▶ [Task requirements]:
Set the listing down unchanged, minus every embedded image.

▶ [Dataset content]:
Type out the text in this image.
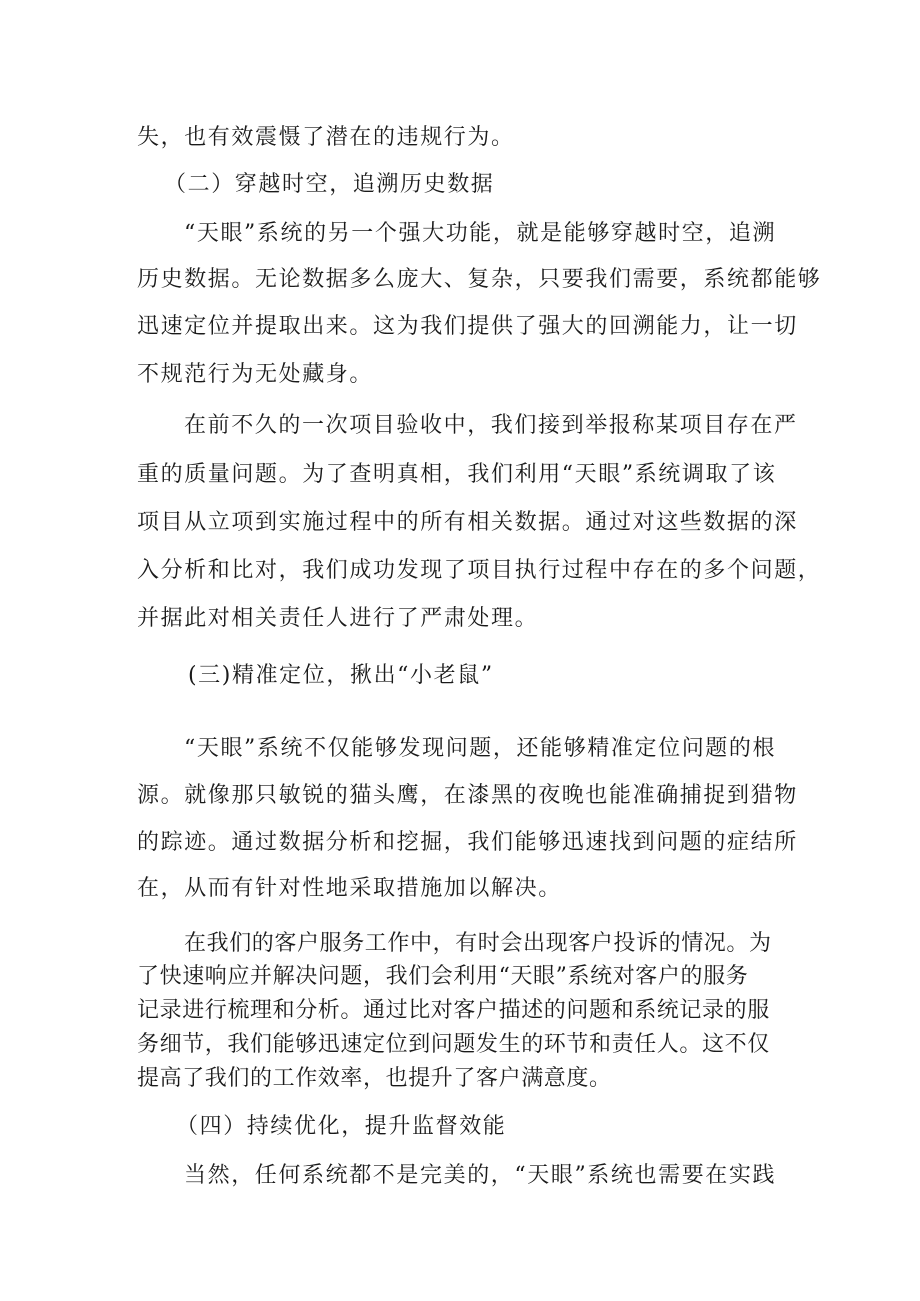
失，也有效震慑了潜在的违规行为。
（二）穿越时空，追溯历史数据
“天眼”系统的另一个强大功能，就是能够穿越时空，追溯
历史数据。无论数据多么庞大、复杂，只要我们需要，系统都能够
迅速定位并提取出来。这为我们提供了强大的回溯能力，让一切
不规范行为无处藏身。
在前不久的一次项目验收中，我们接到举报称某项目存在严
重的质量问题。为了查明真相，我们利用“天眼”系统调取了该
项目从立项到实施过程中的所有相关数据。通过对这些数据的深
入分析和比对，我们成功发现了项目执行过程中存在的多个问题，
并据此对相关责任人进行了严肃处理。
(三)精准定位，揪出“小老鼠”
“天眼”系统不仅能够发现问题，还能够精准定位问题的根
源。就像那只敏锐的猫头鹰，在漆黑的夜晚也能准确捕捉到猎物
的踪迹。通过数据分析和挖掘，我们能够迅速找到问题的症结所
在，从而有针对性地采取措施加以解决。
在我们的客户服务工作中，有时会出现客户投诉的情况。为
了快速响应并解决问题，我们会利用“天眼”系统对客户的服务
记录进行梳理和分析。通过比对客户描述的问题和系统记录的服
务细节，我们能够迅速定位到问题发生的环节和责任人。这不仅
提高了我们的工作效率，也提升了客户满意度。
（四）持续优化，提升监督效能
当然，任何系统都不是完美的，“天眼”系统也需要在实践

▶ [Answer for the task]:
Type out the text in this image.
失，也有效震慑了潜在的违规行为。
（二）穿越时空，追溯历史数据
“天眼”系统的另一个强大功能，就是能够穿越时空，追溯
历史数据。无论数据多么庞大、复杂，只要我们需要，系统都能够
迅速定位并提取出来。这为我们提供了强大的回溯能力，让一切
不规范行为无处藏身。
在前不久的一次项目验收中，我们接到举报称某项目存在严
重的质量问题。为了查明真相，我们利用“天眼”系统调取了该
项目从立项到实施过程中的所有相关数据。通过对这些数据的深
入分析和比对，我们成功发现了项目执行过程中存在的多个问题，
并据此对相关责任人进行了严肃处理。
(三)精准定位，揪出“小老鼠”
“天眼”系统不仅能够发现问题，还能够精准定位问题的根
源。就像那只敏锐的猫头鹰，在漆黑的夜晚也能准确捕捉到猎物
的踪迹。通过数据分析和挖掘，我们能够迅速找到问题的症结所
在，从而有针对性地采取措施加以解决。
在我们的客户服务工作中，有时会出现客户投诉的情况。为
了快速响应并解决问题，我们会利用“天眼”系统对客户的服务
记录进行梳理和分析。通过比对客户描述的问题和系统记录的服
务细节，我们能够迅速定位到问题发生的环节和责任人。这不仅
提高了我们的工作效率，也提升了客户满意度。
（四）持续优化，提升监督效能
当然，任何系统都不是完美的，“天眼”系统也需要在实践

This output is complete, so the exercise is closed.